__Exercise prompt__. Reproduce every line of the records below without any alteration, keeping the original order and spacing.

═════ Data for processing

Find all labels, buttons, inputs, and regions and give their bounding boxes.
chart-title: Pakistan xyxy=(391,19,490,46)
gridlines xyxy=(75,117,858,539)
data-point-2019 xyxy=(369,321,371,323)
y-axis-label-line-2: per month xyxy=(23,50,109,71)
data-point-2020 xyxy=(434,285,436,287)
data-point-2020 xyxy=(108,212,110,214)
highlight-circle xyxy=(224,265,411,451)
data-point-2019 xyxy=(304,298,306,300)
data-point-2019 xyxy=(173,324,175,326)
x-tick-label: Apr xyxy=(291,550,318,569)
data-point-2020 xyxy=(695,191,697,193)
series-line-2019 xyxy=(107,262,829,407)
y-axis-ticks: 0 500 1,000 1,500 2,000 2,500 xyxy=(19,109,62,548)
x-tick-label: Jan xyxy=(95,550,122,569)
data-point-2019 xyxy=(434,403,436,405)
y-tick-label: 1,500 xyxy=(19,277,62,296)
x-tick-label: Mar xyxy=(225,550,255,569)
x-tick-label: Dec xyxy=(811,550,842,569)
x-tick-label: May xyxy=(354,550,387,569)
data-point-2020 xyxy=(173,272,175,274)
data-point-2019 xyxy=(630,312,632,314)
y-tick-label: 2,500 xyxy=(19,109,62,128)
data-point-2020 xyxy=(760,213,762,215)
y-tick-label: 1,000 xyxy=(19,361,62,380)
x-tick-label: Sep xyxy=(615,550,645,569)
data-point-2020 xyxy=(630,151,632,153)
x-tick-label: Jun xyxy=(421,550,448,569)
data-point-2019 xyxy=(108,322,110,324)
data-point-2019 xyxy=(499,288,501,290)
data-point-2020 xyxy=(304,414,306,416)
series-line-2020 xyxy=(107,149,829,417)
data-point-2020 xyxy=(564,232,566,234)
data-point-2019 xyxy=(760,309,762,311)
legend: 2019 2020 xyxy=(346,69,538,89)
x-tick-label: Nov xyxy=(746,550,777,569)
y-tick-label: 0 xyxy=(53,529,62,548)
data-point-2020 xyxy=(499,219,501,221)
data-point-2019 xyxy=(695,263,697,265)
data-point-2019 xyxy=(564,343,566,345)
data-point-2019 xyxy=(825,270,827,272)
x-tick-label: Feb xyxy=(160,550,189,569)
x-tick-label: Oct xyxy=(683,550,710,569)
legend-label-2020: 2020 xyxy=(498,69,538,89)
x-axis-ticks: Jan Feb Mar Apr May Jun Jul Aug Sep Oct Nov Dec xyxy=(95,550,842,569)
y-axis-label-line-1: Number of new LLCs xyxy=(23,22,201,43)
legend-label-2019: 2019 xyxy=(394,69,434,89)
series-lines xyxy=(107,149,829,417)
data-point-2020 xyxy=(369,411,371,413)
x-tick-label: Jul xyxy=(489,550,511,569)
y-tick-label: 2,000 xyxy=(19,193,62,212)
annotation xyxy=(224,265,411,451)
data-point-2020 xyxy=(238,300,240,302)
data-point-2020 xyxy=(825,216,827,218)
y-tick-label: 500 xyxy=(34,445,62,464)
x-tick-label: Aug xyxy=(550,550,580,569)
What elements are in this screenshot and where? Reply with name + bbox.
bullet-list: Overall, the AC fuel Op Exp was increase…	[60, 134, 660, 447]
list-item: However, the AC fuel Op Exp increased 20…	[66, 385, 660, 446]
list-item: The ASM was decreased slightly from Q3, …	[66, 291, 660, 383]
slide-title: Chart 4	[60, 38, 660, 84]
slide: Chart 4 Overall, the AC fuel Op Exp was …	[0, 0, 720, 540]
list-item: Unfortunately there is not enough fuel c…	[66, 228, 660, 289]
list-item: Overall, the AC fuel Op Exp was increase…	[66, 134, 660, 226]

══════════

__Solution to this problem__.
Find all labels, buttons, inputs, and regions and give their bounding boxes.
chart-title: Pakistan xyxy=(391,19,490,46)
gridlines xyxy=(75,117,858,539)
data-point-2019 xyxy=(369,321,371,323)
y-axis-label-line-2: per month xyxy=(23,50,109,71)
data-point-2020 xyxy=(434,285,436,287)
data-point-2020 xyxy=(108,212,110,214)
highlight-circle xyxy=(224,265,411,451)
data-point-2019 xyxy=(304,298,306,300)
data-point-2019 xyxy=(173,324,175,326)
x-tick-label: Apr xyxy=(291,550,318,569)
data-point-2020 xyxy=(695,191,697,193)
series-line-2019 xyxy=(107,262,829,407)
y-axis-ticks: 0 500 1,000 1,500 2,000 2,500 xyxy=(19,109,62,548)
x-tick-label: Jan xyxy=(95,550,122,569)
data-point-2019 xyxy=(434,403,436,405)
y-tick-label: 1,500 xyxy=(19,277,62,296)
x-tick-label: Mar xyxy=(225,550,255,569)
x-tick-label: Dec xyxy=(811,550,842,569)
x-tick-label: May xyxy=(354,550,387,569)
data-point-2020 xyxy=(173,272,175,274)
data-point-2019 xyxy=(630,312,632,314)
y-tick-label: 2,500 xyxy=(19,109,62,128)
data-point-2020 xyxy=(760,213,762,215)
y-tick-label: 1,000 xyxy=(19,361,62,380)
x-tick-label: Sep xyxy=(615,550,645,569)
data-point-2020 xyxy=(630,151,632,153)
x-tick-label: Jun xyxy=(421,550,448,569)
data-point-2019 xyxy=(108,322,110,324)
data-point-2019 xyxy=(499,288,501,290)
data-point-2020 xyxy=(304,414,306,416)
series-line-2020 xyxy=(107,149,829,417)
data-point-2020 xyxy=(564,232,566,234)
data-point-2019 xyxy=(760,309,762,311)
legend: 2019 2020 xyxy=(346,69,538,89)
x-tick-label: Nov xyxy=(746,550,777,569)
y-tick-label: 0 xyxy=(53,529,62,548)
data-point-2020 xyxy=(499,219,501,221)
data-point-2019 xyxy=(695,263,697,265)
data-point-2019 xyxy=(564,343,566,345)
data-point-2019 xyxy=(825,270,827,272)
x-tick-label: Feb xyxy=(160,550,189,569)
x-tick-label: Oct xyxy=(683,550,710,569)
legend-label-2020: 2020 xyxy=(498,69,538,89)
x-axis-ticks: Jan Feb Mar Apr May Jun Jul Aug Sep Oct Nov Dec xyxy=(95,550,842,569)
y-axis-label-line-1: Number of new LLCs xyxy=(23,22,201,43)
legend-label-2019: 2019 xyxy=(394,69,434,89)
series-lines xyxy=(107,149,829,417)
data-point-2020 xyxy=(369,411,371,413)
x-tick-label: Jul xyxy=(489,550,511,569)
y-tick-label: 2,000 xyxy=(19,193,62,212)
annotation xyxy=(224,265,411,451)
data-point-2020 xyxy=(238,300,240,302)
data-point-2020 xyxy=(825,216,827,218)
y-tick-label: 500 xyxy=(34,445,62,464)
x-tick-label: Aug xyxy=(550,550,580,569)
What elements are in this screenshot and where? Reply with name + bbox.
bullet-list: Overall, the AC fuel Op Exp was increase…	[60, 134, 660, 447]
list-item: However, the AC fuel Op Exp increased 20…	[66, 385, 660, 446]
list-item: The ASM was decreased slightly from Q3, …	[66, 291, 660, 383]
slide-title: Chart 4	[60, 38, 660, 84]
slide: Chart 4 Overall, the AC fuel Op Exp was …	[0, 0, 720, 540]
list-item: Unfortunately there is not enough fuel c…	[66, 228, 660, 289]
list-item: Overall, the AC fuel Op Exp was increase…	[66, 134, 660, 226]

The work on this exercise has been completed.